* [What is required] Render the following material again verbatim, leaving nothing out.
---
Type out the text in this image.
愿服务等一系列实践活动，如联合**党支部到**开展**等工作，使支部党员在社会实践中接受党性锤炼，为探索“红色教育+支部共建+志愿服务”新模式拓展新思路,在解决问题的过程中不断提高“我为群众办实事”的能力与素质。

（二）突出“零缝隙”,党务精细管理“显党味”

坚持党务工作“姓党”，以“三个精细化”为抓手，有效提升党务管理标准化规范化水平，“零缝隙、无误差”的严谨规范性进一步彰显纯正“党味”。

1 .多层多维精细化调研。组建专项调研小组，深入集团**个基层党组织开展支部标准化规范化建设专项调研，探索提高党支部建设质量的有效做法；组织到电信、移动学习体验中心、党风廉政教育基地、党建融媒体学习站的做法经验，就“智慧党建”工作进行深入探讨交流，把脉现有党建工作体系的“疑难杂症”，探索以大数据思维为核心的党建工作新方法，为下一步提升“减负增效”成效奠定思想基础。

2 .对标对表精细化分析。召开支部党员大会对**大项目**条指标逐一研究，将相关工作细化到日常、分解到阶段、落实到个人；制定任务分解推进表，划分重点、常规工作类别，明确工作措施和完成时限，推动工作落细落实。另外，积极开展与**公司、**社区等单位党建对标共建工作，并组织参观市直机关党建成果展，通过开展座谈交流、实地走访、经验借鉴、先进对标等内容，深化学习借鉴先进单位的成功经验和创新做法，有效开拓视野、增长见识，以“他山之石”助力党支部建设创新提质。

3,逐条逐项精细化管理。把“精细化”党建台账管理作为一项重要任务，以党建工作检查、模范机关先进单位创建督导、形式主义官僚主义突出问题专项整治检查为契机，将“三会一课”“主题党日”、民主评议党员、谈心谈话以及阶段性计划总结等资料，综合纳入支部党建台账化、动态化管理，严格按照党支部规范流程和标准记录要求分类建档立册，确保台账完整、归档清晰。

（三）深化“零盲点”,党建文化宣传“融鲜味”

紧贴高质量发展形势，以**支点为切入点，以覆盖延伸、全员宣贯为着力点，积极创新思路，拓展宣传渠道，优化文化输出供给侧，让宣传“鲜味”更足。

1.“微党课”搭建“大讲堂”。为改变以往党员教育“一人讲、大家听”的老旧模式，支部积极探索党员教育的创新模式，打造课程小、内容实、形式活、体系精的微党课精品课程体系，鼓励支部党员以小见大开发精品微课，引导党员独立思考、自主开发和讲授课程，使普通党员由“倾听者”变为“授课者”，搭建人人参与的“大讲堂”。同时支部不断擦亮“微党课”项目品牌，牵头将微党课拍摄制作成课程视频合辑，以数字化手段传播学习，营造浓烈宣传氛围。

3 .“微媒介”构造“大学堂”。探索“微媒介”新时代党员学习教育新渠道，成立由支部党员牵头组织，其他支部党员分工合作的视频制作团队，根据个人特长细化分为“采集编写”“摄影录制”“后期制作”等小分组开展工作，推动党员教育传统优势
---
* [Correct answer]
Type out the text in this image.
愿服务等一系列实践活动，如联合**党支部到**开展**等工作，使支部党员在社会实践中接受党性锤炼，为探索“红色教育+支部共建+志愿服务”新模式拓展新思路,在解决问题的过程中不断提高“我为群众办实事”的能力与素质。

（二）突出“零缝隙”,党务精细管理“显党味”

坚持党务工作“姓党”，以“三个精细化”为抓手，有效提升党务管理标准化规范化水平，“零缝隙、无误差”的严谨规范性进一步彰显纯正“党味”。

1 .多层多维精细化调研。组建专项调研小组，深入集团**个基层党组织开展支部标准化规范化建设专项调研，探索提高党支部建设质量的有效做法；组织到电信、移动学习体验中心、党风廉政教育基地、党建融媒体学习站的做法经验，就“智慧党建”工作进行深入探讨交流，把脉现有党建工作体系的“疑难杂症”，探索以大数据思维为核心的党建工作新方法，为下一步提升“减负增效”成效奠定思想基础。

2 .对标对表精细化分析。召开支部党员大会对**大项目**条指标逐一研究，将相关工作细化到日常、分解到阶段、落实到个人；制定任务分解推进表，划分重点、常规工作类别，明确工作措施和完成时限，推动工作落细落实。另外，积极开展与**公司、**社区等单位党建对标共建工作，并组织参观市直机关党建成果展，通过开展座谈交流、实地走访、经验借鉴、先进对标等内容，深化学习借鉴先进单位的成功经验和创新做法，有效开拓视野、增长见识，以“他山之石”助力党支部建设创新提质。

3,逐条逐项精细化管理。把“精细化”党建台账管理作为一项重要任务，以党建工作检查、模范机关先进单位创建督导、形式主义官僚主义突出问题专项整治检查为契机，将“三会一课”“主题党日”、民主评议党员、谈心谈话以及阶段性计划总结等资料，综合纳入支部党建台账化、动态化管理，严格按照党支部规范流程和标准记录要求分类建档立册，确保台账完整、归档清晰。

（三）深化“零盲点”,党建文化宣传“融鲜味”

紧贴高质量发展形势，以**支点为切入点，以覆盖延伸、全员宣贯为着力点，积极创新思路，拓展宣传渠道，优化文化输出供给侧，让宣传“鲜味”更足。

1.“微党课”搭建“大讲堂”。为改变以往党员教育“一人讲、大家听”的老旧模式，支部积极探索党员教育的创新模式，打造课程小、内容实、形式活、体系精的微党课精品课程体系，鼓励支部党员以小见大开发精品微课，引导党员独立思考、自主开发和讲授课程，使普通党员由“倾听者”变为“授课者”，搭建人人参与的“大讲堂”。同时支部不断擦亮“微党课”项目品牌，牵头将微党课拍摄制作成课程视频合辑，以数字化手段传播学习，营造浓烈宣传氛围。

3 .“微媒介”构造“大学堂”。探索“微媒介”新时代党员学习教育新渠道，成立由支部党员牵头组织，其他支部党员分工合作的视频制作团队，根据个人特长细化分为“采集编写”“摄影录制”“后期制作”等小分组开展工作，推动党员教育传统优势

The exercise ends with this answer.